* BEGIN *

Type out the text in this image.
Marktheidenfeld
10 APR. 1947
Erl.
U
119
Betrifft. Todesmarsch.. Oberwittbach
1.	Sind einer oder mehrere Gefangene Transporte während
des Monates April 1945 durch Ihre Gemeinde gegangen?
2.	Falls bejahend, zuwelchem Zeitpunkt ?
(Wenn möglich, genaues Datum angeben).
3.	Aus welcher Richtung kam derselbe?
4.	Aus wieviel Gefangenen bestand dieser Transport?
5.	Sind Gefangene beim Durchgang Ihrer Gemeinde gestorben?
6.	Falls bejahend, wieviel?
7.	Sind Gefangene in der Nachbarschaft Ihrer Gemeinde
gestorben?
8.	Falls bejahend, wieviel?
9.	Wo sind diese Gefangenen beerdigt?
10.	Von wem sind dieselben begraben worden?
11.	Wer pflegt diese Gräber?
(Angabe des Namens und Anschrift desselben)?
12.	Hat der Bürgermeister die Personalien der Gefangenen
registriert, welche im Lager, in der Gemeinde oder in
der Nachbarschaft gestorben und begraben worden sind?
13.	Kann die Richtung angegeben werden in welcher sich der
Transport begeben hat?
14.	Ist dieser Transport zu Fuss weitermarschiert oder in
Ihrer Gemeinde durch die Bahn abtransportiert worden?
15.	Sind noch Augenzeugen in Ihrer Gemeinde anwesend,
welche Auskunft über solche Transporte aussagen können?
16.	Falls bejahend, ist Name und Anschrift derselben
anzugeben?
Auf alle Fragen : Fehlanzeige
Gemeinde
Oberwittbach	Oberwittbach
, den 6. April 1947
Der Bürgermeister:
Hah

* END *

■ **Problem to work on**
Return the entries above exactly, each one complete.

■ **Correct result**
Type out the text in this image.
Marktheidenfeld
10 APR. 1947
Erl.
U
119
Betrifft. Todesmarsch.. Oberwittbach
1.	Sind einer oder mehrere Gefangene Transporte während
des Monates April 1945 durch Ihre Gemeinde gegangen?
2.	Falls bejahend, zuwelchem Zeitpunkt ?
(Wenn möglich, genaues Datum angeben).
3.	Aus welcher Richtung kam derselbe?
4.	Aus wieviel Gefangenen bestand dieser Transport?
5.	Sind Gefangene beim Durchgang Ihrer Gemeinde gestorben?
6.	Falls bejahend, wieviel?
7.	Sind Gefangene in der Nachbarschaft Ihrer Gemeinde
gestorben?
8.	Falls bejahend, wieviel?
9.	Wo sind diese Gefangenen beerdigt?
10.	Von wem sind dieselben begraben worden?
11.	Wer pflegt diese Gräber?
(Angabe des Namens und Anschrift desselben)?
12.	Hat der Bürgermeister die Personalien der Gefangenen
registriert, welche im Lager, in der Gemeinde oder in
der Nachbarschaft gestorben und begraben worden sind?
13.	Kann die Richtung angegeben werden in welcher sich der
Transport begeben hat?
14.	Ist dieser Transport zu Fuss weitermarschiert oder in
Ihrer Gemeinde durch die Bahn abtransportiert worden?
15.	Sind noch Augenzeugen in Ihrer Gemeinde anwesend,
welche Auskunft über solche Transporte aussagen können?
16.	Falls bejahend, ist Name und Anschrift derselben
anzugeben?
Auf alle Fragen : Fehlanzeige
Gemeinde
Oberwittbach	Oberwittbach
, den 6. April 1947
Der Bürgermeister:
Hah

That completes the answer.